SHORT PROBLEM:
Reproduce every record below exactly as written, leaving out any pictures.

DATA ENTRIES:

┌──

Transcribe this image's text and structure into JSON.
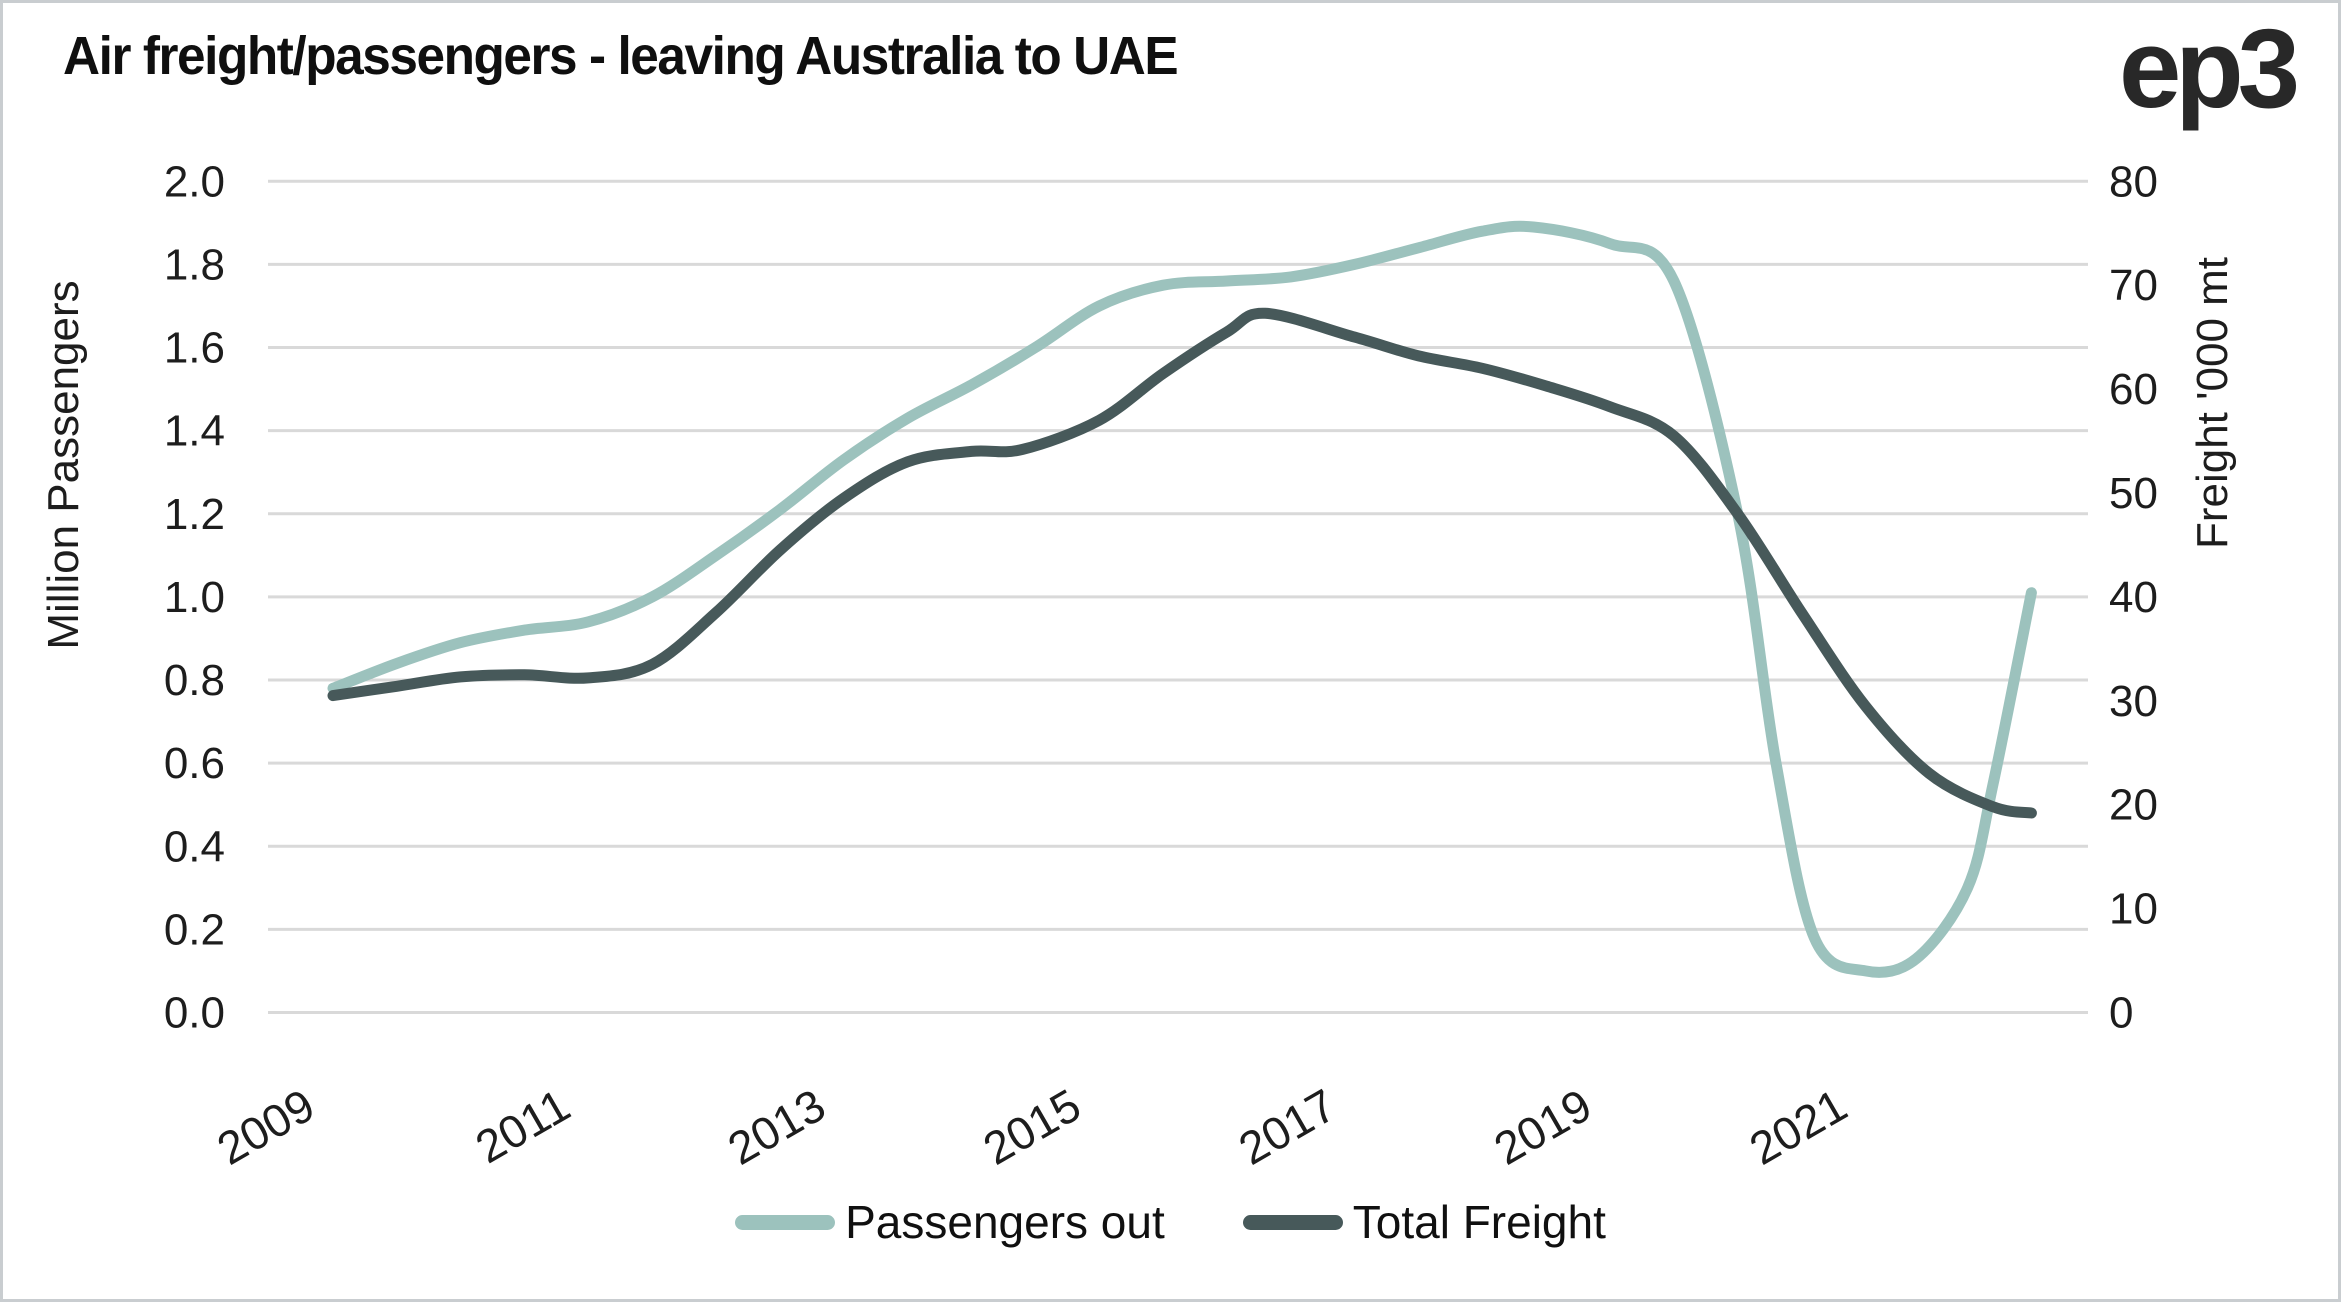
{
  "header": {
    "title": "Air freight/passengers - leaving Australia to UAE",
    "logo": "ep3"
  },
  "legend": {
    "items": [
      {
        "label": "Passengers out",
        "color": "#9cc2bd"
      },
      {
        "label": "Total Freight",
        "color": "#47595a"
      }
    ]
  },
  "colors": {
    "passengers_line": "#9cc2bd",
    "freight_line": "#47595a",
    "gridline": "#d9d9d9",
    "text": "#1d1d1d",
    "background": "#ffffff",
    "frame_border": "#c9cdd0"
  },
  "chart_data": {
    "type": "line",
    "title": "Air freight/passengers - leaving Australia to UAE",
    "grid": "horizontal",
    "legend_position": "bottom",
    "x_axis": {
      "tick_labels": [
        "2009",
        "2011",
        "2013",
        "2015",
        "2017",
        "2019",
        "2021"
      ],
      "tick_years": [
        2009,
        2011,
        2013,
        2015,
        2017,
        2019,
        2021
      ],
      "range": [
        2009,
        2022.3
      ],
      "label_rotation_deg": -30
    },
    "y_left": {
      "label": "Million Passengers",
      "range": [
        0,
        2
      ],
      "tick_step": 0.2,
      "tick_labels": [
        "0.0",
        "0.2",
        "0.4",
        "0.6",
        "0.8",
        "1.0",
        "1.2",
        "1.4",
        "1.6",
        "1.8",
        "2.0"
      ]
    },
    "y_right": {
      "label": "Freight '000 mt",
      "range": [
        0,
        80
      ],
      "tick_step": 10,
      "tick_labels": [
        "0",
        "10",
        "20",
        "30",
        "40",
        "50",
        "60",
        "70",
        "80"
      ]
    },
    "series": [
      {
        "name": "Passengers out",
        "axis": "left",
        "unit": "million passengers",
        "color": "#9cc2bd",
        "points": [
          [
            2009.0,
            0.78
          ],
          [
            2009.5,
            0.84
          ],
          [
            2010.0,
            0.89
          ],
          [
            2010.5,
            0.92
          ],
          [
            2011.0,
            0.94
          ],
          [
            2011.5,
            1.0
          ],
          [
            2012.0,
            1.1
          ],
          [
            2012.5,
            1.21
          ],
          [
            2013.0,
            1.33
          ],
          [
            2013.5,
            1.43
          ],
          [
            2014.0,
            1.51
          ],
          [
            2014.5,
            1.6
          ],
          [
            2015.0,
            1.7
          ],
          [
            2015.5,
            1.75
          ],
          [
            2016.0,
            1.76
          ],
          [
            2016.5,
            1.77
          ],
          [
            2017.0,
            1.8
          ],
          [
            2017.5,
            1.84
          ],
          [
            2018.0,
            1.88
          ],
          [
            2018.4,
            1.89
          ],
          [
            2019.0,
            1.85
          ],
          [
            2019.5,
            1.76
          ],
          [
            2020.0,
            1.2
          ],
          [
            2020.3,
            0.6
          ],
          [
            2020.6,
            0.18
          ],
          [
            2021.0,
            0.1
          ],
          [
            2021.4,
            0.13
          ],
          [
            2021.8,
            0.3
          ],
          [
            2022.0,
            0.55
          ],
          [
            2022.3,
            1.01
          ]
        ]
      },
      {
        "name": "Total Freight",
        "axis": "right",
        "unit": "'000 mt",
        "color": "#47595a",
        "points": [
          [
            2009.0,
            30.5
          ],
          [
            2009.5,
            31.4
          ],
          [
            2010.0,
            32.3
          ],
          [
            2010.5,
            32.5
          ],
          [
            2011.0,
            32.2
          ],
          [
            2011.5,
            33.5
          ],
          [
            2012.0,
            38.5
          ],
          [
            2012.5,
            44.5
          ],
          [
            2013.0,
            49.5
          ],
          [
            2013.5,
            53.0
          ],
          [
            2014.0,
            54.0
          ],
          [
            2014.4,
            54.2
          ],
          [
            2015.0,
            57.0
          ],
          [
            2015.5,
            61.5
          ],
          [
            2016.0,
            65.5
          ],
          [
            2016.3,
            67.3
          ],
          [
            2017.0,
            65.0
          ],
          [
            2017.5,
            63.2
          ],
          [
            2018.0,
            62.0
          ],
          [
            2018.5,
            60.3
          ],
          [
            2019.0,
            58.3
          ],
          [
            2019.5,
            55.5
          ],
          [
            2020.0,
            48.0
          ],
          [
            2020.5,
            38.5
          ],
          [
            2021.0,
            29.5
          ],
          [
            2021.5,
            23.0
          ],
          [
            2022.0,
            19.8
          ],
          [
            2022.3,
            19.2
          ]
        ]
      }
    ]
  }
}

└──

RESPONSE TO THIS TASK:
Transcribe this image's text and structure into JSON.
{
  "header": {
    "title": "Air freight/passengers - leaving Australia to UAE",
    "logo": "ep3"
  },
  "legend": {
    "items": [
      {
        "label": "Passengers out",
        "color": "#9cc2bd"
      },
      {
        "label": "Total Freight",
        "color": "#47595a"
      }
    ]
  },
  "colors": {
    "passengers_line": "#9cc2bd",
    "freight_line": "#47595a",
    "gridline": "#d9d9d9",
    "text": "#1d1d1d",
    "background": "#ffffff",
    "frame_border": "#c9cdd0"
  },
  "chart_data": {
    "type": "line",
    "title": "Air freight/passengers - leaving Australia to UAE",
    "grid": "horizontal",
    "legend_position": "bottom",
    "x_axis": {
      "tick_labels": [
        "2009",
        "2011",
        "2013",
        "2015",
        "2017",
        "2019",
        "2021"
      ],
      "tick_years": [
        2009,
        2011,
        2013,
        2015,
        2017,
        2019,
        2021
      ],
      "range": [
        2009,
        2022.3
      ],
      "label_rotation_deg": -30
    },
    "y_left": {
      "label": "Million Passengers",
      "range": [
        0,
        2
      ],
      "tick_step": 0.2,
      "tick_labels": [
        "0.0",
        "0.2",
        "0.4",
        "0.6",
        "0.8",
        "1.0",
        "1.2",
        "1.4",
        "1.6",
        "1.8",
        "2.0"
      ]
    },
    "y_right": {
      "label": "Freight '000 mt",
      "range": [
        0,
        80
      ],
      "tick_step": 10,
      "tick_labels": [
        "0",
        "10",
        "20",
        "30",
        "40",
        "50",
        "60",
        "70",
        "80"
      ]
    },
    "series": [
      {
        "name": "Passengers out",
        "axis": "left",
        "unit": "million passengers",
        "color": "#9cc2bd",
        "points": [
          [
            2009.0,
            0.78
          ],
          [
            2009.5,
            0.84
          ],
          [
            2010.0,
            0.89
          ],
          [
            2010.5,
            0.92
          ],
          [
            2011.0,
            0.94
          ],
          [
            2011.5,
            1.0
          ],
          [
            2012.0,
            1.1
          ],
          [
            2012.5,
            1.21
          ],
          [
            2013.0,
            1.33
          ],
          [
            2013.5,
            1.43
          ],
          [
            2014.0,
            1.51
          ],
          [
            2014.5,
            1.6
          ],
          [
            2015.0,
            1.7
          ],
          [
            2015.5,
            1.75
          ],
          [
            2016.0,
            1.76
          ],
          [
            2016.5,
            1.77
          ],
          [
            2017.0,
            1.8
          ],
          [
            2017.5,
            1.84
          ],
          [
            2018.0,
            1.88
          ],
          [
            2018.4,
            1.89
          ],
          [
            2019.0,
            1.85
          ],
          [
            2019.5,
            1.76
          ],
          [
            2020.0,
            1.2
          ],
          [
            2020.3,
            0.6
          ],
          [
            2020.6,
            0.18
          ],
          [
            2021.0,
            0.1
          ],
          [
            2021.4,
            0.13
          ],
          [
            2021.8,
            0.3
          ],
          [
            2022.0,
            0.55
          ],
          [
            2022.3,
            1.01
          ]
        ]
      },
      {
        "name": "Total Freight",
        "axis": "right",
        "unit": "'000 mt",
        "color": "#47595a",
        "points": [
          [
            2009.0,
            30.5
          ],
          [
            2009.5,
            31.4
          ],
          [
            2010.0,
            32.3
          ],
          [
            2010.5,
            32.5
          ],
          [
            2011.0,
            32.2
          ],
          [
            2011.5,
            33.5
          ],
          [
            2012.0,
            38.5
          ],
          [
            2012.5,
            44.5
          ],
          [
            2013.0,
            49.5
          ],
          [
            2013.5,
            53.0
          ],
          [
            2014.0,
            54.0
          ],
          [
            2014.4,
            54.2
          ],
          [
            2015.0,
            57.0
          ],
          [
            2015.5,
            61.5
          ],
          [
            2016.0,
            65.5
          ],
          [
            2016.3,
            67.3
          ],
          [
            2017.0,
            65.0
          ],
          [
            2017.5,
            63.2
          ],
          [
            2018.0,
            62.0
          ],
          [
            2018.5,
            60.3
          ],
          [
            2019.0,
            58.3
          ],
          [
            2019.5,
            55.5
          ],
          [
            2020.0,
            48.0
          ],
          [
            2020.5,
            38.5
          ],
          [
            2021.0,
            29.5
          ],
          [
            2021.5,
            23.0
          ],
          [
            2022.0,
            19.8
          ],
          [
            2022.3,
            19.2
          ]
        ]
      }
    ]
  }
}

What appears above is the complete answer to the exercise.